§ Work required:
Search the material for the string "银行面试优秀自我介绍范文", then return every line where it is found.

* Start Data to use *

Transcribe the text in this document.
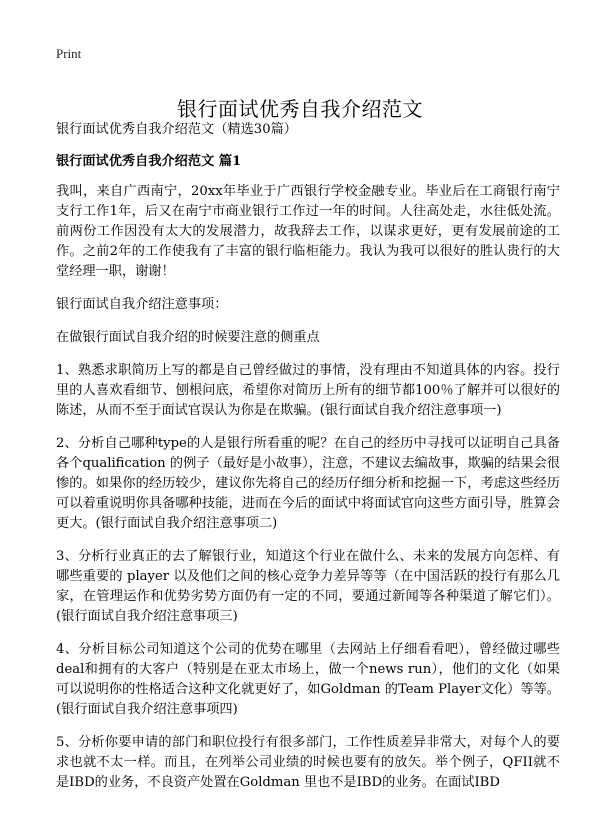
Print
银行面试优秀自我介绍范文

银行面试优秀自我介绍范文（精选30篇）

银行面试优秀自我介绍范文 篇1

我叫，来自广西南宁，20xx年毕业于广西银行学校金融专业。毕业后在工商银行南宁支行工作1年，后又在南宁市商业银行工作过一年的时间。人往高处走，水往低处流。前两份工作因没有太大的发展潜力，故我辞去工作，以谋求更好，更有发展前途的工作。之前2年的工作使我有了丰富的银行临柜能力。我认为我可以很好的胜认贵行的大堂经理一职，谢谢！

银行面试自我介绍注意事项：

在做银行面试自我介绍的时候要注意的侧重点

1、熟悉求职简历上写的都是自己曾经做过的事情，没有理由不知道具体的内容。投行里的人喜欢看细节、刨根问底，希望你对简历上所有的细节都100％了解并可以很好的陈述，从而不至于面试官误认为你是在欺骗。(银行面试自我介绍注意事项一)

2、分析自己哪种type的人是银行所看重的呢？在自己的经历中寻找可以证明自己具备各个qualification 的例子（最好是小故事），注意，不建议去编故事，欺骗的结果会很惨的。如果你的经历较少，建议你先将自己的经历仔细分析和挖掘一下，考虑这些经历可以着重说明你具备哪种技能，进而在今后的面试中将面试官向这些方面引导，胜算会更大。(银行面试自我介绍注意事项二)

3、分析行业真正的去了解银行业，知道这个行业在做什么、未来的发展方向怎样、有哪些重要的 player 以及他们之间的核心竞争力差异等等（在中国活跃的投行有那么几家，在管理运作和优势劣势方面仍有一定的不同，要通过新闻等各种渠道了解它们）。(银行面试自我介绍注意事项三)

4、分析目标公司知道这个公司的优势在哪里（去网站上仔细看看吧），曾经做过哪些deal和拥有的大客户（特别是在亚太市场上，做一个news run），他们的文化（如果可以说明你的性格适合这种文化就更好了，如Goldman 的Team Player文化）等等。(银行面试自我介绍注意事项四)

5、分析你要申请的部门和职位投行有很多部门，工作性质差异非常大，对每个人的要求也就不太一样。而且，在列举公司业绩的时候也要有的放矢。举个例子，QFII就不是IBD的业务，不良资产处置在Goldman 里也不是IBD的业务。在面试IBD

* End Data to use *

§ Response:
银行面试优秀自我介绍范文
银行面试优秀自我介绍范文（精选30篇）
银行面试优秀自我介绍范文 篇1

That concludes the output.